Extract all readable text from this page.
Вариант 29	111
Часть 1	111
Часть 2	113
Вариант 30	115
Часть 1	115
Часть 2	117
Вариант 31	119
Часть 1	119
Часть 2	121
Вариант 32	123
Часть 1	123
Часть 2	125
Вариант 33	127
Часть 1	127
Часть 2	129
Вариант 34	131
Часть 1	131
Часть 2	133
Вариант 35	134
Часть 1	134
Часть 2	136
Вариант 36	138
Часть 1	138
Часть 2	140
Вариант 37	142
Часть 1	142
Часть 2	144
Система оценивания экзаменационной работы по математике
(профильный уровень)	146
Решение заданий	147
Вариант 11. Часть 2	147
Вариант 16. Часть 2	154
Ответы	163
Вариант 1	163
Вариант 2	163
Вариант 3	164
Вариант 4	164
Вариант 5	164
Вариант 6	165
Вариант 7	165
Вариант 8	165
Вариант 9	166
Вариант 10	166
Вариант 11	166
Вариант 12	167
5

* * *

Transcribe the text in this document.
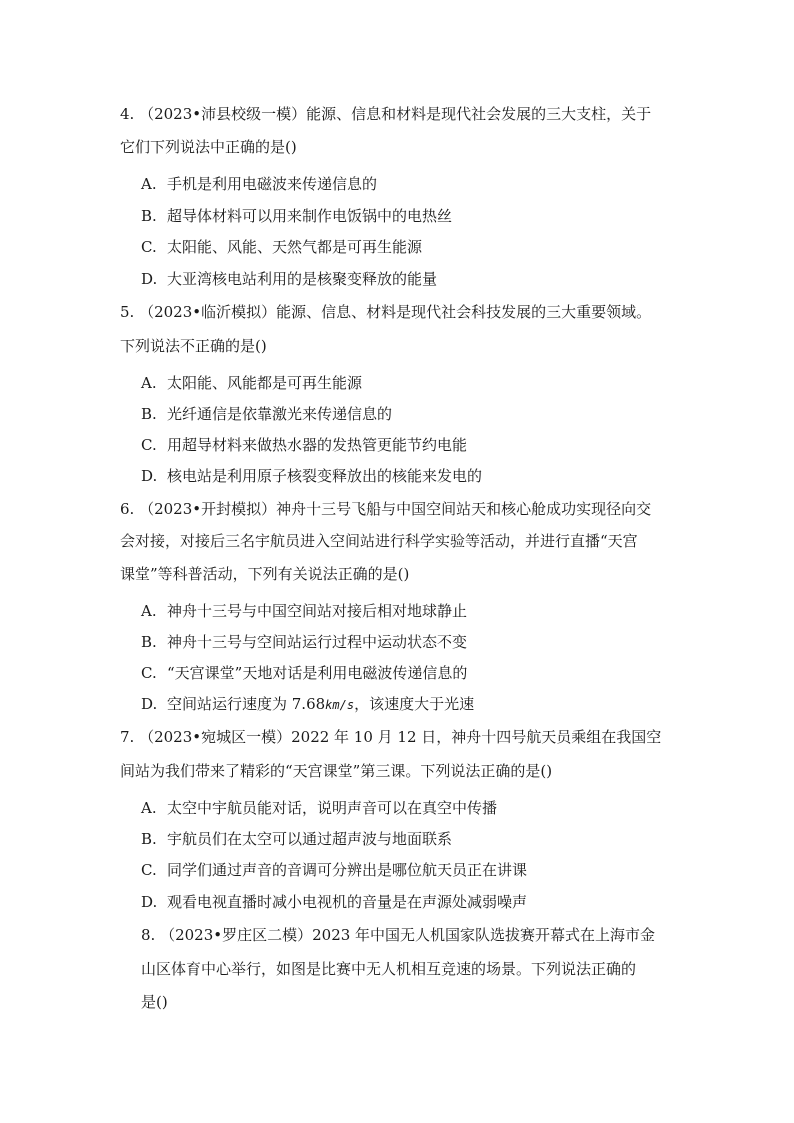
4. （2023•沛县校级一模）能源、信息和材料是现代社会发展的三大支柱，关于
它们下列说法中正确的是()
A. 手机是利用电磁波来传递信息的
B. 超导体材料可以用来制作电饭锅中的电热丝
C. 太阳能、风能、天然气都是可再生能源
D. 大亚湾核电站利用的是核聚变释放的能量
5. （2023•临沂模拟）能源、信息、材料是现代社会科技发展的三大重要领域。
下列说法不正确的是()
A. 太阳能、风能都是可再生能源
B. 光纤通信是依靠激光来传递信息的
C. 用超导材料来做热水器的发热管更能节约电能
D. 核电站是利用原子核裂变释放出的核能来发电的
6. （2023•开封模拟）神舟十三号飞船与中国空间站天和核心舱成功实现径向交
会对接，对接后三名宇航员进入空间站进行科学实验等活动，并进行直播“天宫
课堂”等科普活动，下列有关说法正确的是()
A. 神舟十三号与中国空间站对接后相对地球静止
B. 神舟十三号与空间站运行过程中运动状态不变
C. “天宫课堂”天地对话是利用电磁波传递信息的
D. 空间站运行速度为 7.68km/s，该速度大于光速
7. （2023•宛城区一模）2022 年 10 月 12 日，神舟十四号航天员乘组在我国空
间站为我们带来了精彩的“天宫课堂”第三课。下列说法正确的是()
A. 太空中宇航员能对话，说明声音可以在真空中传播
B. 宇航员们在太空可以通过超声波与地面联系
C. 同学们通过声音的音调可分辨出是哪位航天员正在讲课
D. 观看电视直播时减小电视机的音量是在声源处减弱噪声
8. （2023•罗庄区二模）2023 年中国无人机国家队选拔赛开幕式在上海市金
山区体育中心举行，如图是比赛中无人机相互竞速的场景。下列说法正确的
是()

* * *

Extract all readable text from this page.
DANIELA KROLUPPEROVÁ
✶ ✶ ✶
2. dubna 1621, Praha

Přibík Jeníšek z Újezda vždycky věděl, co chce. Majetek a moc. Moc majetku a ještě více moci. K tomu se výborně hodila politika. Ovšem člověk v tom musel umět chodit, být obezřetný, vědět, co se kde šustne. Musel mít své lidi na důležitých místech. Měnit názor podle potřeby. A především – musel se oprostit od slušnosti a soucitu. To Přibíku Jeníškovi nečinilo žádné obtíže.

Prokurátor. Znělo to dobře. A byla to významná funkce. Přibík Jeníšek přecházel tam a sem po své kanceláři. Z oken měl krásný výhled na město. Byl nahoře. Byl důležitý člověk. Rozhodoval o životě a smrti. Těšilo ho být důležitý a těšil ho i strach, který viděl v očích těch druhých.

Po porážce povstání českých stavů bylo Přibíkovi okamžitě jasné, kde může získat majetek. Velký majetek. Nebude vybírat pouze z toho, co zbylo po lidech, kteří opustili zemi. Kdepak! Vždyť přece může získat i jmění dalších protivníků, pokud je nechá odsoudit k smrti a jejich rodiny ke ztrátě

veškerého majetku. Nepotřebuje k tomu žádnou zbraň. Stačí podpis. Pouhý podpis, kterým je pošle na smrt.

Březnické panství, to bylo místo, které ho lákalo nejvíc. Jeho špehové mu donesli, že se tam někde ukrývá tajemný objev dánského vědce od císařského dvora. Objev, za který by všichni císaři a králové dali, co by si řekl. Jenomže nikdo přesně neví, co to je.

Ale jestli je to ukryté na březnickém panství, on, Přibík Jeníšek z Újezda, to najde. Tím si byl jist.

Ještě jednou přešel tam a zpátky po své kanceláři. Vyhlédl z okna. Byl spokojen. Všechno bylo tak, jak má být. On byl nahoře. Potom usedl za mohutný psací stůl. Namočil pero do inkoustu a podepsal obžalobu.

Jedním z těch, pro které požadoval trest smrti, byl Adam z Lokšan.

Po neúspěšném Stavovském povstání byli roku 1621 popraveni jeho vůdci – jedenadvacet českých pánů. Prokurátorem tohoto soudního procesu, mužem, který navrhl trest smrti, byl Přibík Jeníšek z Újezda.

* * *

Among the records above, find each line holding the string "bylo" and pull it out.

- _Solved problem_:
Po porážce povstání českých stavů bylo Přibíkovi okamžitě jasné, kde může získat majetek. Velký majetek. Nebude vybírat pouze z toho, co zbylo po lidech, kteří opustili zemi. Kdepak! Vždyť přece může získat i jmění dalších protivníků, pokud je nechá odsoudit k smrti a jejich rodiny ke ztrátě
Březnické panství, to bylo místo, které ho lákalo nejvíc. Jeho špehové mu donesli, že se tam někde ukrývá tajemný objev dánského vědce od císařského dvora. Objev, za který by všichni císaři a králové dali, co by si řekl. Jenomže nikdo přesně neví, co to je.
Ještě jednou přešel tam a zpátky po své kanceláři. Vyhlédl z okna. Byl spokojen. Všechno bylo tak, jak má být. On byl nahoře. Potom usedl za mohutný psací stůl. Namočil pero do inkoustu a podepsal obžalobu.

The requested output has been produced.